Task brief →
Reproduce the data that follows in its entirety, character for character.

○ ○ ○

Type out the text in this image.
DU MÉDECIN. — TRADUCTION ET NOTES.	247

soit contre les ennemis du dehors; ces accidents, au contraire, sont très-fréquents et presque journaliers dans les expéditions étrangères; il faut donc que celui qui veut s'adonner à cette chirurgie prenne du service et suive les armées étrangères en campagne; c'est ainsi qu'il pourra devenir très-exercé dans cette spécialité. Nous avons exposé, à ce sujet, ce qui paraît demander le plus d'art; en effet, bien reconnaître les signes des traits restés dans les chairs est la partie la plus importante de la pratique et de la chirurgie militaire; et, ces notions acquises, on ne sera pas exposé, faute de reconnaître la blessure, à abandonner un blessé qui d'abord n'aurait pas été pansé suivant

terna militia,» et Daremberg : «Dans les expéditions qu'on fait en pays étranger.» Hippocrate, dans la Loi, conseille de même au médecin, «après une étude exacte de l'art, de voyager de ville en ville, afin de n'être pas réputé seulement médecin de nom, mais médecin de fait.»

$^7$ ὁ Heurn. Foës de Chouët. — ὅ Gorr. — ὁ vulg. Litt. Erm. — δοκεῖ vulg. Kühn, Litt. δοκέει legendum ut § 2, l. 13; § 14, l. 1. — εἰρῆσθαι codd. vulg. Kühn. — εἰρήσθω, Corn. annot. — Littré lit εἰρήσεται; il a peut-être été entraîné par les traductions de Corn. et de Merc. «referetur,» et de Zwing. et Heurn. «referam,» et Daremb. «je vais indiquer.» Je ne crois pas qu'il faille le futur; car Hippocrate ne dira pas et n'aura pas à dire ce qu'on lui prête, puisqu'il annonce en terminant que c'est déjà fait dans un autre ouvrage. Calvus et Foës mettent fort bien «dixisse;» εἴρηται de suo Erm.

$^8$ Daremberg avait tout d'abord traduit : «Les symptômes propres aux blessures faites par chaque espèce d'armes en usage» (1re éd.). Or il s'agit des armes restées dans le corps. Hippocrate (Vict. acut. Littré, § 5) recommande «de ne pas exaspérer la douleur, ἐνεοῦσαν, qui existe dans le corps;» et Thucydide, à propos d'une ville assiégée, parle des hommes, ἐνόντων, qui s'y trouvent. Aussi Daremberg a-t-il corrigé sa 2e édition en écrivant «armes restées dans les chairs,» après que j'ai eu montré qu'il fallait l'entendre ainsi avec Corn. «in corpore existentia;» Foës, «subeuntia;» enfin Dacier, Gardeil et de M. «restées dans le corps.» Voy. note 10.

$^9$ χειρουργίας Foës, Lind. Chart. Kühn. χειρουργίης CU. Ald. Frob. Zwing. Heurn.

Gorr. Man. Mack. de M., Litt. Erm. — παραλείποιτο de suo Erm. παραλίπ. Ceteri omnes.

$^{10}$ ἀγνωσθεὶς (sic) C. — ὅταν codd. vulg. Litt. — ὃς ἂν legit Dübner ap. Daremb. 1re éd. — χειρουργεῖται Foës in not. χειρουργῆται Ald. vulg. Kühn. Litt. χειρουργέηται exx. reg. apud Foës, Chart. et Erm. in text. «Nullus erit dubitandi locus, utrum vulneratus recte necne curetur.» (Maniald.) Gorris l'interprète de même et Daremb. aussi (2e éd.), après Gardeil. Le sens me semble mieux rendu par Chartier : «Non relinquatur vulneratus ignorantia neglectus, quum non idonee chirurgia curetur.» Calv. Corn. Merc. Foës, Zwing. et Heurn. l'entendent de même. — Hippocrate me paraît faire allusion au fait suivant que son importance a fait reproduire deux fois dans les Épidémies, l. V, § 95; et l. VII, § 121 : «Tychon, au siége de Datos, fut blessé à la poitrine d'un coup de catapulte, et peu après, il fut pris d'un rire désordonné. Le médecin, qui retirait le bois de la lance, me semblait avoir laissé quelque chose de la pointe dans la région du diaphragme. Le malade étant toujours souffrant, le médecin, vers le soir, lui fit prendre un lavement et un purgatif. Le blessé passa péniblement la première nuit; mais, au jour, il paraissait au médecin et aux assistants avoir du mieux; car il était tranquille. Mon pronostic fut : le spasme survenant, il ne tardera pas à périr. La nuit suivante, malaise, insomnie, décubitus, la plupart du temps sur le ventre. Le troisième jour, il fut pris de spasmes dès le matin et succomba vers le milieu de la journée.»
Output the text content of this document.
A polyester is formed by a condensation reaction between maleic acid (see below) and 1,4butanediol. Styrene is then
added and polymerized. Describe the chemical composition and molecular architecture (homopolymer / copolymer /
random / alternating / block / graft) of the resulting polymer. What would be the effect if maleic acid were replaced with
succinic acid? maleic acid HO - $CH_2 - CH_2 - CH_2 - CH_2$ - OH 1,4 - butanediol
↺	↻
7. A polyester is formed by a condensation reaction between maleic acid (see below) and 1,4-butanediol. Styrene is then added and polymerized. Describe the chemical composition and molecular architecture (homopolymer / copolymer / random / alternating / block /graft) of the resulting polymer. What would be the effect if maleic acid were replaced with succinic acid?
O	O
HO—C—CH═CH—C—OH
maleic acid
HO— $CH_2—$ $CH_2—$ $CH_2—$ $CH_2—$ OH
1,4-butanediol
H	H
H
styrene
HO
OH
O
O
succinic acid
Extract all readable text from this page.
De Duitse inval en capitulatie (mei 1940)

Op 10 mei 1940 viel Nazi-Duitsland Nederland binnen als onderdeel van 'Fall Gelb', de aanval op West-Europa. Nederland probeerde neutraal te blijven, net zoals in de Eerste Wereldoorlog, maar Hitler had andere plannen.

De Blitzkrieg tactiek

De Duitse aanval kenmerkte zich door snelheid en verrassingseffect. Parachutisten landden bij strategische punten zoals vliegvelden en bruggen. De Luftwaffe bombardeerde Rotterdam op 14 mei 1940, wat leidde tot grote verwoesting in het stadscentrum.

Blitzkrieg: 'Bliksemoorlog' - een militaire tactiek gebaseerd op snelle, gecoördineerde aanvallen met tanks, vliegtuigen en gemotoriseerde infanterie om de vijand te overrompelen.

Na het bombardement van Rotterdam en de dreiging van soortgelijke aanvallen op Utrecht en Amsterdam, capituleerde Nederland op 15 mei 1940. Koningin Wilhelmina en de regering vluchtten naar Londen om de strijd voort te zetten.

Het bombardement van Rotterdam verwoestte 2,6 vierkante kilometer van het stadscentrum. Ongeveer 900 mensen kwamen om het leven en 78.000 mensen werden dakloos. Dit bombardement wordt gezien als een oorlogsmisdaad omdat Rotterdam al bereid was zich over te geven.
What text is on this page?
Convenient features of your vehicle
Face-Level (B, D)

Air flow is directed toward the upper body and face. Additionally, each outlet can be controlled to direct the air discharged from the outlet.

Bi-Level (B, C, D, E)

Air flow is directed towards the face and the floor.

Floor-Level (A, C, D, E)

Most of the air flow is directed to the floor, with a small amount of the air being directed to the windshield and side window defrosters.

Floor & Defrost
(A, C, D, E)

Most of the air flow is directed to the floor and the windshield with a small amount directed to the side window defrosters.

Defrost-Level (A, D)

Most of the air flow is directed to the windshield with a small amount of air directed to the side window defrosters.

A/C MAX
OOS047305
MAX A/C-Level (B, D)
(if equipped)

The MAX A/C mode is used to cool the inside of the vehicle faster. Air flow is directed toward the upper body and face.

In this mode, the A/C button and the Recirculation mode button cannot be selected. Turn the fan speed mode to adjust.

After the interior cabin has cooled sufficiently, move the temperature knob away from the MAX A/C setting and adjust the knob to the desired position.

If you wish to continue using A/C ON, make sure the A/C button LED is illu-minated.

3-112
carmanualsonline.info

○ ○ ○

Exercise solution →
Type out the text in this image.
DU MÉDECIN. — TRADUCTION ET NOTES.	247

soit contre les ennemis du dehors; ces accidents, au contraire, sont très-fréquents et presque journaliers dans les expéditions étrangères; il faut donc que celui qui veut s'adonner à cette chirurgie prenne du service et suive les armées étrangères en campagne; c'est ainsi qu'il pourra devenir très-exercé dans cette spécialité. Nous avons exposé, à ce sujet, ce qui paraît demander le plus d'art; en effet, bien reconnaître les signes des traits restés dans les chairs est la partie la plus importante de la pratique et de la chirurgie militaire; et, ces notions acquises, on ne sera pas exposé, faute de reconnaître la blessure, à abandonner un blessé qui d'abord n'aurait pas été pansé suivant

terna militia,» et Daremberg : «Dans les expéditions qu'on fait en pays étranger.» Hippocrate, dans la Loi, conseille de même au médecin, «après une étude exacte de l'art, de voyager de ville en ville, afin de n'être pas réputé seulement médecin de nom, mais médecin de fait.»

$^7$ ὁ Heurn. Foës de Chouët. — ὅ Gorr. — ὁ vulg. Litt. Erm. — δοκεῖ vulg. Kühn, Litt. δοκέει legendum ut § 2, l. 13; § 14, l. 1. — εἰρῆσθαι codd. vulg. Kühn. — εἰρήσθω, Corn. annot. — Littré lit εἰρήσεται; il a peut-être été entraîné par les traductions de Corn. et de Merc. «referetur,» et de Zwing. et Heurn. «referam,» et Daremb. «je vais indiquer.» Je ne crois pas qu'il faille le futur; car Hippocrate ne dira pas et n'aura pas à dire ce qu'on lui prête, puisqu'il annonce en terminant que c'est déjà fait dans un autre ouvrage. Calvus et Foës mettent fort bien «dixisse;» εἴρηται de suo Erm.

$^8$ Daremberg avait tout d'abord traduit : «Les symptômes propres aux blessures faites par chaque espèce d'armes en usage» (1re éd.). Or il s'agit des armes restées dans le corps. Hippocrate (Vict. acut. Littré, § 5) recommande «de ne pas exaspérer la douleur, ἐνεοῦσαν, qui existe dans le corps;» et Thucydide, à propos d'une ville assiégée, parle des hommes, ἐνόντων, qui s'y trouvent. Aussi Daremberg a-t-il corrigé sa 2e édition en écrivant «armes restées dans les chairs,» après que j'ai eu montré qu'il fallait l'entendre ainsi avec Corn. «in corpore existentia;» Foës, «subeuntia;» enfin Dacier, Gardeil et de M. «restées dans le corps.» Voy. note 10.

$^9$ χειρουργίας Foës, Lind. Chart. Kühn. χειρουργίης CU. Ald. Frob. Zwing. Heurn.

Gorr. Man. Mack. de M., Litt. Erm. — παραλείποιτο de suo Erm. παραλίπ. Ceteri omnes.

$^{10}$ ἀγνωσθεὶς (sic) C. — ὅταν codd. vulg. Litt. — ὃς ἂν legit Dübner ap. Daremb. 1re éd. — χειρουργεῖται Foës in not. χειρουργῆται Ald. vulg. Kühn. Litt. χειρουργέηται exx. reg. apud Foës, Chart. et Erm. in text. «Nullus erit dubitandi locus, utrum vulneratus recte necne curetur.» (Maniald.) Gorris l'interprète de même et Daremb. aussi (2e éd.), après Gardeil. Le sens me semble mieux rendu par Chartier : «Non relinquatur vulneratus ignorantia neglectus, quum non idonee chirurgia curetur.» Calv. Corn. Merc. Foës, Zwing. et Heurn. l'entendent de même. — Hippocrate me paraît faire allusion au fait suivant que son importance a fait reproduire deux fois dans les Épidémies, l. V, § 95; et l. VII, § 121 : «Tychon, au siége de Datos, fut blessé à la poitrine d'un coup de catapulte, et peu après, il fut pris d'un rire désordonné. Le médecin, qui retirait le bois de la lance, me semblait avoir laissé quelque chose de la pointe dans la région du diaphragme. Le malade étant toujours souffrant, le médecin, vers le soir, lui fit prendre un lavement et un purgatif. Le blessé passa péniblement la première nuit; mais, au jour, il paraissait au médecin et aux assistants avoir du mieux; car il était tranquille. Mon pronostic fut : le spasme survenant, il ne tardera pas à périr. La nuit suivante, malaise, insomnie, décubitus, la plupart du temps sur le ventre. Le troisième jour, il fut pris de spasmes dès le matin et succomba vers le milieu de la journée.»
Output the text content of this document.
A polyester is formed by a condensation reaction between maleic acid (see below) and 1,4butanediol. Styrene is then
added and polymerized. Describe the chemical composition and molecular architecture (homopolymer / copolymer /
random / alternating / block / graft) of the resulting polymer. What would be the effect if maleic acid were replaced with
succinic acid? maleic acid HO - $CH_2 - CH_2 - CH_2 - CH_2$ - OH 1,4 - butanediol
↺	↻
7. A polyester is formed by a condensation reaction between maleic acid (see below) and 1,4-butanediol. Styrene is then added and polymerized. Describe the chemical composition and molecular architecture (homopolymer / copolymer / random / alternating / block /graft) of the resulting polymer. What would be the effect if maleic acid were replaced with succinic acid?
O	O
HO—C—CH═CH—C—OH
maleic acid
HO— $CH_2—$ $CH_2—$ $CH_2—$ $CH_2—$ OH
1,4-butanediol
H	H
H
styrene
HO
OH
O
O
succinic acid
Extract all readable text from this page.
De Duitse inval en capitulatie (mei 1940)

Op 10 mei 1940 viel Nazi-Duitsland Nederland binnen als onderdeel van 'Fall Gelb', de aanval op West-Europa. Nederland probeerde neutraal te blijven, net zoals in de Eerste Wereldoorlog, maar Hitler had andere plannen.

De Blitzkrieg tactiek

De Duitse aanval kenmerkte zich door snelheid en verrassingseffect. Parachutisten landden bij strategische punten zoals vliegvelden en bruggen. De Luftwaffe bombardeerde Rotterdam op 14 mei 1940, wat leidde tot grote verwoesting in het stadscentrum.

Blitzkrieg: 'Bliksemoorlog' - een militaire tactiek gebaseerd op snelle, gecoördineerde aanvallen met tanks, vliegtuigen en gemotoriseerde infanterie om de vijand te overrompelen.

Na het bombardement van Rotterdam en de dreiging van soortgelijke aanvallen op Utrecht en Amsterdam, capituleerde Nederland op 15 mei 1940. Koningin Wilhelmina en de regering vluchtten naar Londen om de strijd voort te zetten.

Het bombardement van Rotterdam verwoestte 2,6 vierkante kilometer van het stadscentrum. Ongeveer 900 mensen kwamen om het leven en 78.000 mensen werden dakloos. Dit bombardement wordt gezien als een oorlogsmisdaad omdat Rotterdam al bereid was zich over te geven.
What text is on this page?
Convenient features of your vehicle
Face-Level (B, D)

Air flow is directed toward the upper body and face. Additionally, each outlet can be controlled to direct the air discharged from the outlet.

Bi-Level (B, C, D, E)

Air flow is directed towards the face and the floor.

Floor-Level (A, C, D, E)

Most of the air flow is directed to the floor, with a small amount of the air being directed to the windshield and side window defrosters.

Floor & Defrost
(A, C, D, E)

Most of the air flow is directed to the floor and the windshield with a small amount directed to the side window defrosters.

Defrost-Level (A, D)

Most of the air flow is directed to the windshield with a small amount of air directed to the side window defrosters.

A/C MAX
OOS047305
MAX A/C-Level (B, D)
(if equipped)

The MAX A/C mode is used to cool the inside of the vehicle faster. Air flow is directed toward the upper body and face.

In this mode, the A/C button and the Recirculation mode button cannot be selected. Turn the fan speed mode to adjust.

After the interior cabin has cooled sufficiently, move the temperature knob away from the MAX A/C setting and adjust the knob to the desired position.

If you wish to continue using A/C ON, make sure the A/C button LED is illu-minated.

3-112
carmanualsonline.info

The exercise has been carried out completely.